_WHAT THIS TASK INVOLVES:_
Give the listing again exactly, omitting its images.

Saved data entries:

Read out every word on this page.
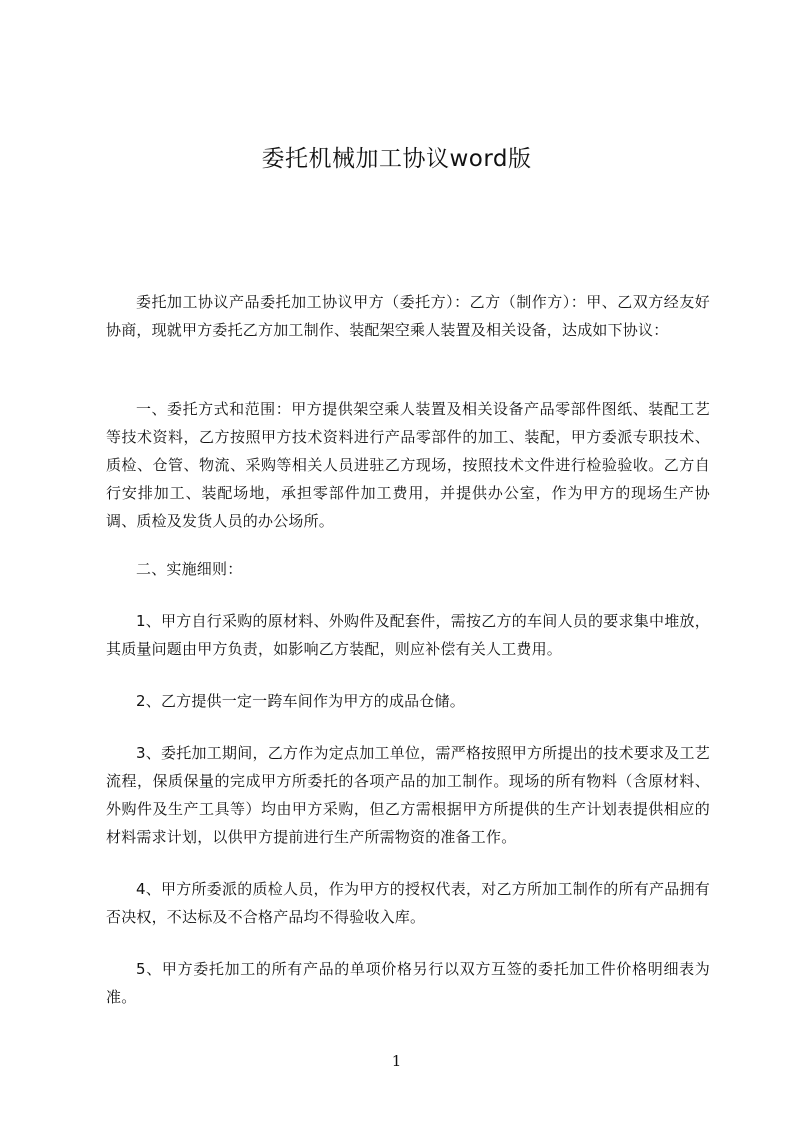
委托机械加工协议word版

委托加工协议产品委托加工协议甲方（委托方）：乙方（制作方）：甲、乙双方经友好协商，现就甲方委托乙方加工制作、装配架空乘人装置及相关设备，达成如下协议：

一、委托方式和范围：甲方提供架空乘人装置及相关设备产品零部件图纸、装配工艺等技术资料，乙方按照甲方技术资料进行产品零部件的加工、装配，甲方委派专职技术、质检、仓管、物流、采购等相关人员进驻乙方现场，按照技术文件进行检验验收。乙方自行安排加工、装配场地，承担零部件加工费用，并提供办公室，作为甲方的现场生产协调、质检及发货人员的办公场所。

二、实施细则：

1、甲方自行采购的原材料、外购件及配套件，需按乙方的车间人员的要求集中堆放，其质量问题由甲方负责，如影响乙方装配，则应补偿有关人工费用。

2、乙方提供一定一跨车间作为甲方的成品仓储。

3、委托加工期间，乙方作为定点加工单位，需严格按照甲方所提出的技术要求及工艺流程，保质保量的完成甲方所委托的各项产品的加工制作。现场的所有物料（含原材料、外购件及生产工具等）均由甲方采购，但乙方需根据甲方所提供的生产计划表提供相应的材料需求计划，以供甲方提前进行生产所需物资的准备工作。

4、甲方所委派的质检人员，作为甲方的授权代表，对乙方所加工制作的所有产品拥有否决权，不达标及不合格产品均不得验收入库。

5、甲方委托加工的所有产品的单项价格另行以双方互签的委托加工件价格明细表为准。

1
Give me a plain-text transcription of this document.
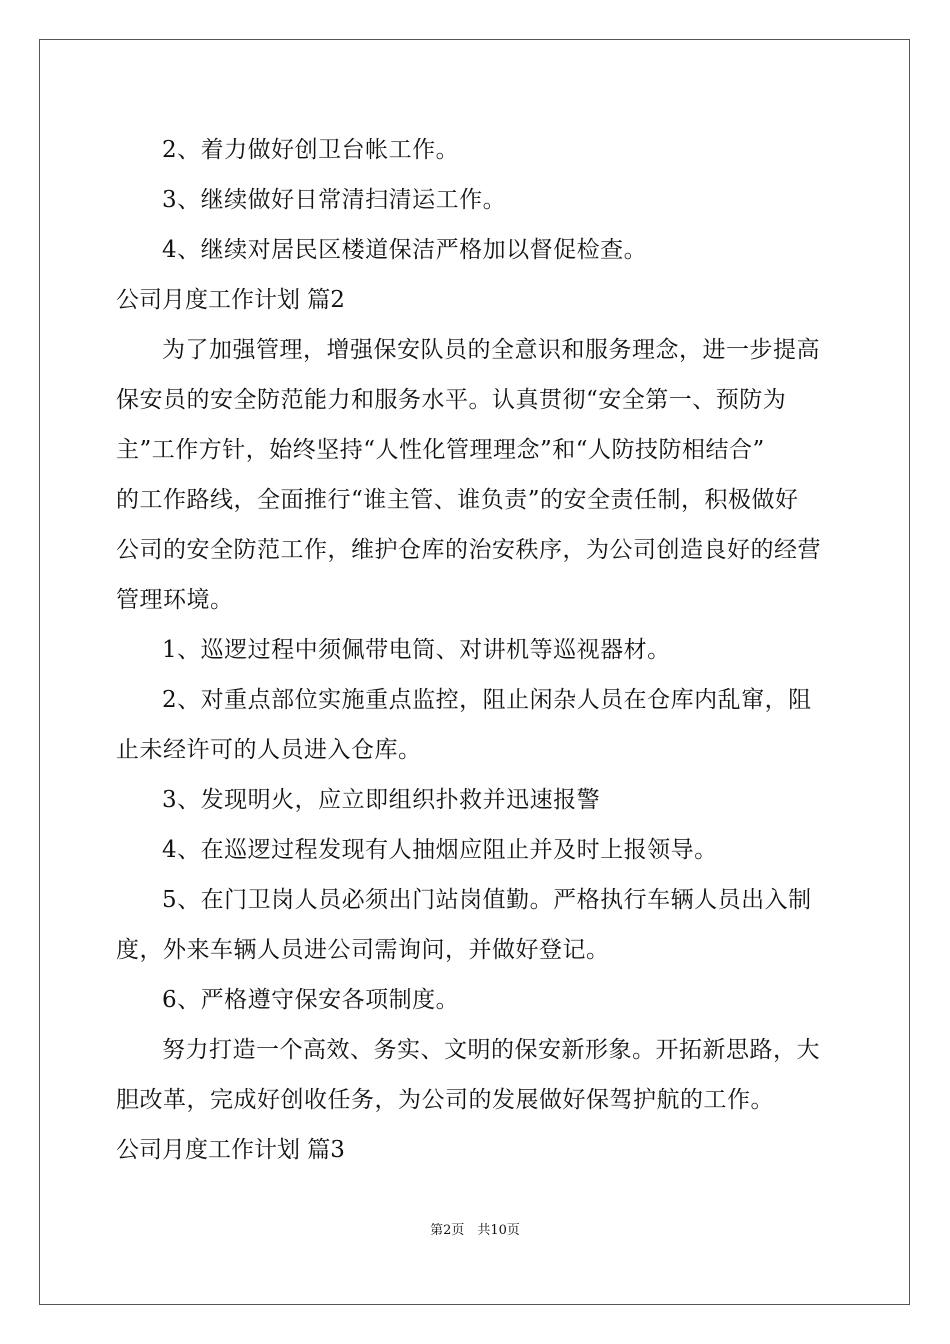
2、着力做好创卫台帐工作。
3、继续做好日常清扫清运工作。
4、继续对居民区楼道保洁严格加以督促检查。
公司月度工作计划 篇2
为了加强管理，增强保安队员的全意识和服务理念，进一步提高
保安员的安全防范能力和服务水平。认真贯彻“安全第一、预防为
主”工作方针，始终坚持“人性化管理理念”和“人防技防相结合”
的工作路线，全面推行“谁主管、谁负责”的安全责任制，积极做好
公司的安全防范工作，维护仓库的治安秩序，为公司创造良好的经营
管理环境。
1、巡逻过程中须佩带电筒、对讲机等巡视器材。
2、对重点部位实施重点监控，阻止闲杂人员在仓库内乱窜，阻
止未经许可的人员进入仓库。
3、发现明火，应立即组织扑救并迅速报警
4、在巡逻过程发现有人抽烟应阻止并及时上报领导。
5、在门卫岗人员必须出门站岗值勤。严格执行车辆人员出入制
度，外来车辆人员进公司需询问，并做好登记。
6、严格遵守保安各项制度。
努力打造一个高效、务实、文明的保安新形象。开拓新思路，大
胆改革，完成好创收任务，为公司的发展做好保驾护航的工作。
公司月度工作计划 篇3
第2页　共10页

_WRITTEN RESPONSE:_
Read out every word on this page.
委托机械加工协议word版

委托加工协议产品委托加工协议甲方（委托方）：乙方（制作方）：甲、乙双方经友好协商，现就甲方委托乙方加工制作、装配架空乘人装置及相关设备，达成如下协议：

一、委托方式和范围：甲方提供架空乘人装置及相关设备产品零部件图纸、装配工艺等技术资料，乙方按照甲方技术资料进行产品零部件的加工、装配，甲方委派专职技术、质检、仓管、物流、采购等相关人员进驻乙方现场，按照技术文件进行检验验收。乙方自行安排加工、装配场地，承担零部件加工费用，并提供办公室，作为甲方的现场生产协调、质检及发货人员的办公场所。

二、实施细则：

1、甲方自行采购的原材料、外购件及配套件，需按乙方的车间人员的要求集中堆放，其质量问题由甲方负责，如影响乙方装配，则应补偿有关人工费用。

2、乙方提供一定一跨车间作为甲方的成品仓储。

3、委托加工期间，乙方作为定点加工单位，需严格按照甲方所提出的技术要求及工艺流程，保质保量的完成甲方所委托的各项产品的加工制作。现场的所有物料（含原材料、外购件及生产工具等）均由甲方采购，但乙方需根据甲方所提供的生产计划表提供相应的材料需求计划，以供甲方提前进行生产所需物资的准备工作。

4、甲方所委派的质检人员，作为甲方的授权代表，对乙方所加工制作的所有产品拥有否决权，不达标及不合格产品均不得验收入库。

5、甲方委托加工的所有产品的单项价格另行以双方互签的委托加工件价格明细表为准。

1
Give me a plain-text transcription of this document.
2、着力做好创卫台帐工作。
3、继续做好日常清扫清运工作。
4、继续对居民区楼道保洁严格加以督促检查。
公司月度工作计划 篇2
为了加强管理，增强保安队员的全意识和服务理念，进一步提高
保安员的安全防范能力和服务水平。认真贯彻“安全第一、预防为
主”工作方针，始终坚持“人性化管理理念”和“人防技防相结合”
的工作路线，全面推行“谁主管、谁负责”的安全责任制，积极做好
公司的安全防范工作，维护仓库的治安秩序，为公司创造良好的经营
管理环境。
1、巡逻过程中须佩带电筒、对讲机等巡视器材。
2、对重点部位实施重点监控，阻止闲杂人员在仓库内乱窜，阻
止未经许可的人员进入仓库。
3、发现明火，应立即组织扑救并迅速报警
4、在巡逻过程发现有人抽烟应阻止并及时上报领导。
5、在门卫岗人员必须出门站岗值勤。严格执行车辆人员出入制
度，外来车辆人员进公司需询问，并做好登记。
6、严格遵守保安各项制度。
努力打造一个高效、务实、文明的保安新形象。开拓新思路，大
胆改革，完成好创收任务，为公司的发展做好保驾护航的工作。
公司月度工作计划 篇3
第2页　共10页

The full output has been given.